* **Short task**:
Reproduce all of the data below without alteration; exclude every picture.

──────────

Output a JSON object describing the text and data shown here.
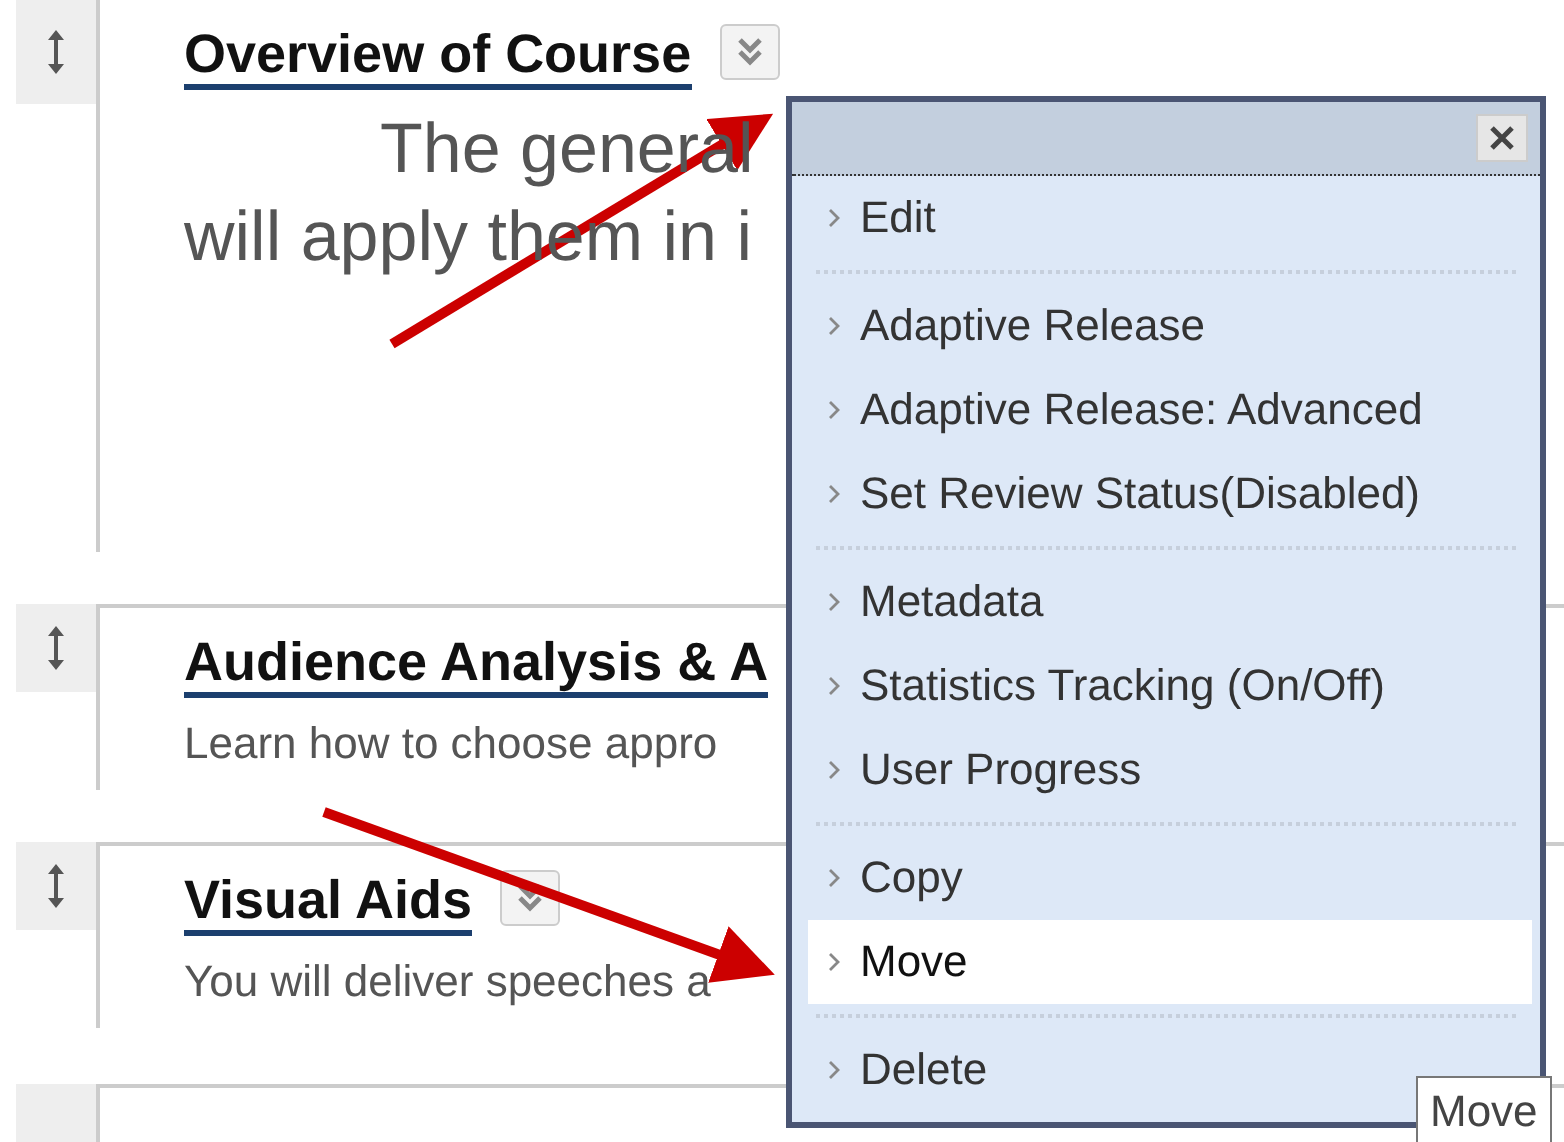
{
  "content_items": [
    {
      "kind": "large",
      "title": "Overview of Course",
      "menu_button": true,
      "lines": [
        {
          "text": "The general",
          "indent": true
        },
        {
          "text": "will apply them in i",
          "indent": false
        }
      ]
    },
    {
      "kind": "small",
      "title": "Audience Analysis & A",
      "menu_button": false,
      "lines": [
        {
          "text": "Learn how to choose appro",
          "indent": false
        }
      ]
    },
    {
      "kind": "small",
      "title": "Visual Aids",
      "menu_button": true,
      "lines": [
        {
          "text": "You will deliver speeches a",
          "indent": false
        }
      ]
    }
  ],
  "context_menu": {
    "groups": [
      [
        {
          "label": "Edit",
          "selected": false
        }
      ],
      [
        {
          "label": "Adaptive Release",
          "selected": false
        },
        {
          "label": "Adaptive Release: Advanced",
          "selected": false
        },
        {
          "label": "Set Review Status(Disabled)",
          "selected": false
        }
      ],
      [
        {
          "label": "Metadata",
          "selected": false
        },
        {
          "label": "Statistics Tracking (On/Off)",
          "selected": false
        },
        {
          "label": "User Progress",
          "selected": false
        }
      ],
      [
        {
          "label": "Copy",
          "selected": false
        },
        {
          "label": "Move",
          "selected": true
        }
      ],
      [
        {
          "label": "Delete",
          "selected": false
        }
      ]
    ]
  },
  "tooltip": "Move"
}
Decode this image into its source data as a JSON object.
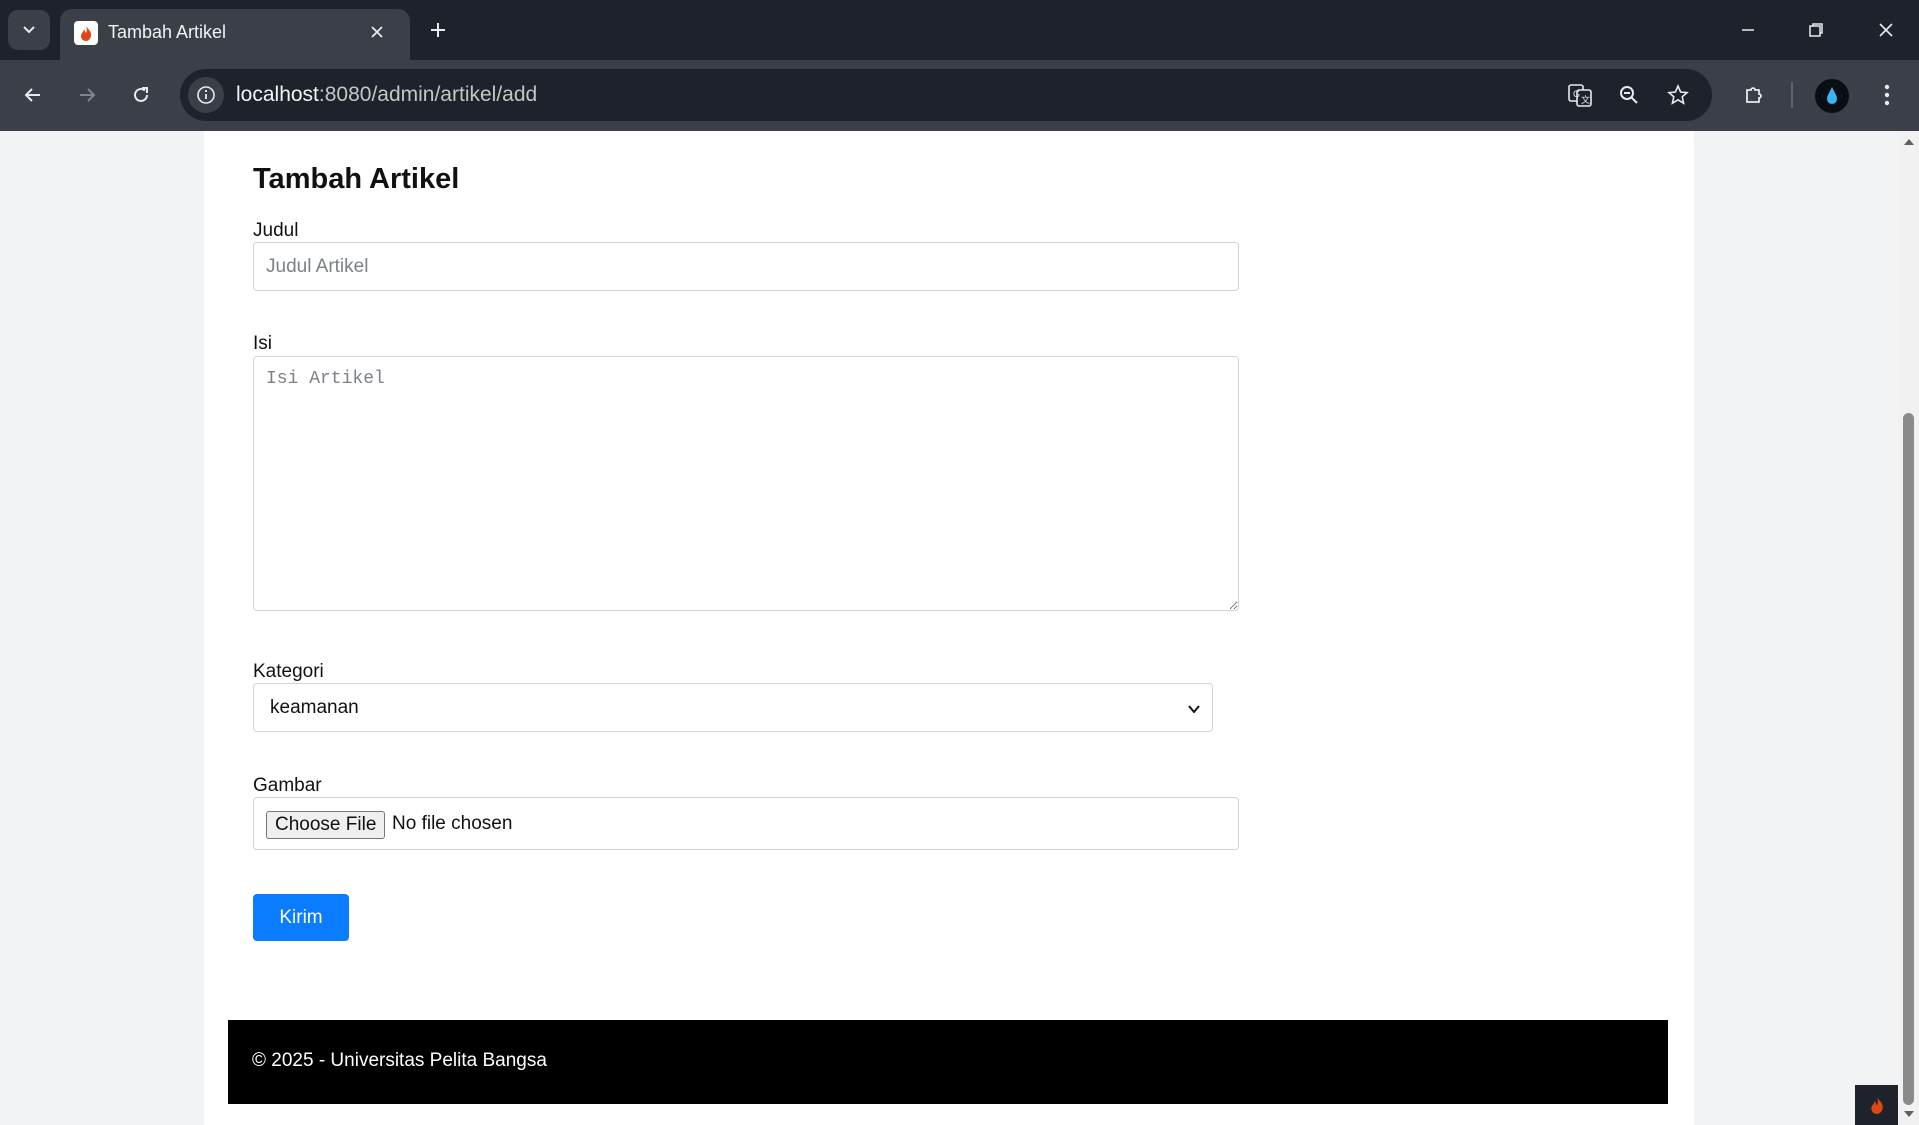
{
  "browser": {
    "tab_title": "Tambah Artikel",
    "url_host": "localhost",
    "url_path": ":8080/admin/artikel/add"
  },
  "page": {
    "title": "Tambah Artikel",
    "judul_label": "Judul",
    "judul_placeholder": "Judul Artikel",
    "judul_value": "",
    "isi_label": "Isi",
    "isi_placeholder": "Isi Artikel",
    "isi_value": "",
    "kategori_label": "Kategori",
    "kategori_selected": "keamanan",
    "gambar_label": "Gambar",
    "file_button": "Choose File",
    "file_status": "No file chosen",
    "submit_label": "Kirim"
  },
  "footer": {
    "text": "© 2025 - Universitas Pelita Bangsa"
  },
  "colors": {
    "accent": "#0a7cff",
    "footer_bg": "#000000",
    "chrome_dark": "#1e222a",
    "chrome_toolbar": "#3a3f48"
  }
}
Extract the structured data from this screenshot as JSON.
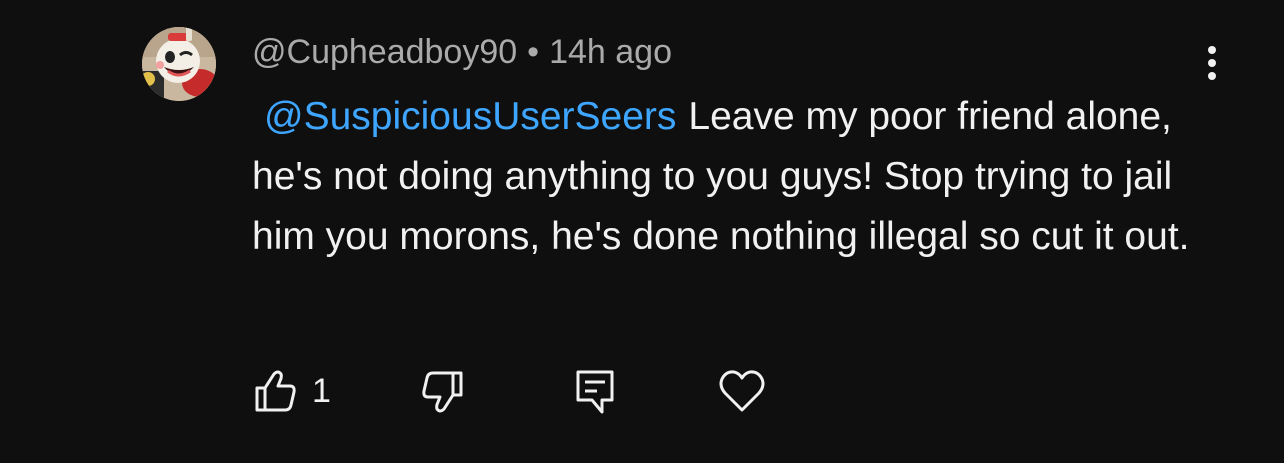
{
  "comment": {
    "author": "@Cupheadboy90",
    "separator": "•",
    "timestamp": "14h ago",
    "mention": "@SuspiciousUserSeers",
    "text": "Leave my poor friend alone, he's not doing anything to you guys! Stop trying to jail him you morons, he's done nothing illegal so cut it out.",
    "avatar_icon": "cuphead-avatar"
  },
  "actions": {
    "like_icon": "thumbs-up-icon",
    "like_count": "1",
    "dislike_icon": "thumbs-down-icon",
    "reply_icon": "reply-comment-icon",
    "heart_icon": "heart-icon",
    "menu_icon": "more-vert-icon"
  },
  "colors": {
    "background": "#0f0f0f",
    "text": "#f1f1f1",
    "secondary_text": "#aaaaaa",
    "mention": "#3ea6ff"
  }
}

──────────

* **Task result**:
Output a JSON object describing the text and data shown here.
{
  "content_items": [
    {
      "kind": "large",
      "title": "Overview of Course",
      "menu_button": true,
      "lines": [
        {
          "text": "The general",
          "indent": true
        },
        {
          "text": "will apply them in i",
          "indent": false
        }
      ]
    },
    {
      "kind": "small",
      "title": "Audience Analysis & A",
      "menu_button": false,
      "lines": [
        {
          "text": "Learn how to choose appro",
          "indent": false
        }
      ]
    },
    {
      "kind": "small",
      "title": "Visual Aids",
      "menu_button": true,
      "lines": [
        {
          "text": "You will deliver speeches a",
          "indent": false
        }
      ]
    }
  ],
  "context_menu": {
    "groups": [
      [
        {
          "label": "Edit",
          "selected": false
        }
      ],
      [
        {
          "label": "Adaptive Release",
          "selected": false
        },
        {
          "label": "Adaptive Release: Advanced",
          "selected": false
        },
        {
          "label": "Set Review Status(Disabled)",
          "selected": false
        }
      ],
      [
        {
          "label": "Metadata",
          "selected": false
        },
        {
          "label": "Statistics Tracking (On/Off)",
          "selected": false
        },
        {
          "label": "User Progress",
          "selected": false
        }
      ],
      [
        {
          "label": "Copy",
          "selected": false
        },
        {
          "label": "Move",
          "selected": true
        }
      ],
      [
        {
          "label": "Delete",
          "selected": false
        }
      ]
    ]
  },
  "tooltip": "Move"
}
Decode this image into its source data as a JSON object.
{
  "browser": {
    "tab_title": "Tambah Artikel",
    "url_host": "localhost",
    "url_path": ":8080/admin/artikel/add"
  },
  "page": {
    "title": "Tambah Artikel",
    "judul_label": "Judul",
    "judul_placeholder": "Judul Artikel",
    "judul_value": "",
    "isi_label": "Isi",
    "isi_placeholder": "Isi Artikel",
    "isi_value": "",
    "kategori_label": "Kategori",
    "kategori_selected": "keamanan",
    "gambar_label": "Gambar",
    "file_button": "Choose File",
    "file_status": "No file chosen",
    "submit_label": "Kirim"
  },
  "footer": {
    "text": "© 2025 - Universitas Pelita Bangsa"
  },
  "colors": {
    "accent": "#0a7cff",
    "footer_bg": "#000000",
    "chrome_dark": "#1e222a",
    "chrome_toolbar": "#3a3f48"
  }
}
Extract the structured data from this screenshot as JSON.
{
  "comment": {
    "author": "@Cupheadboy90",
    "separator": "•",
    "timestamp": "14h ago",
    "mention": "@SuspiciousUserSeers",
    "text": "Leave my poor friend alone, he's not doing anything to you guys! Stop trying to jail him you morons, he's done nothing illegal so cut it out.",
    "avatar_icon": "cuphead-avatar"
  },
  "actions": {
    "like_icon": "thumbs-up-icon",
    "like_count": "1",
    "dislike_icon": "thumbs-down-icon",
    "reply_icon": "reply-comment-icon",
    "heart_icon": "heart-icon",
    "menu_icon": "more-vert-icon"
  },
  "colors": {
    "background": "#0f0f0f",
    "text": "#f1f1f1",
    "secondary_text": "#aaaaaa",
    "mention": "#3ea6ff"
  }
}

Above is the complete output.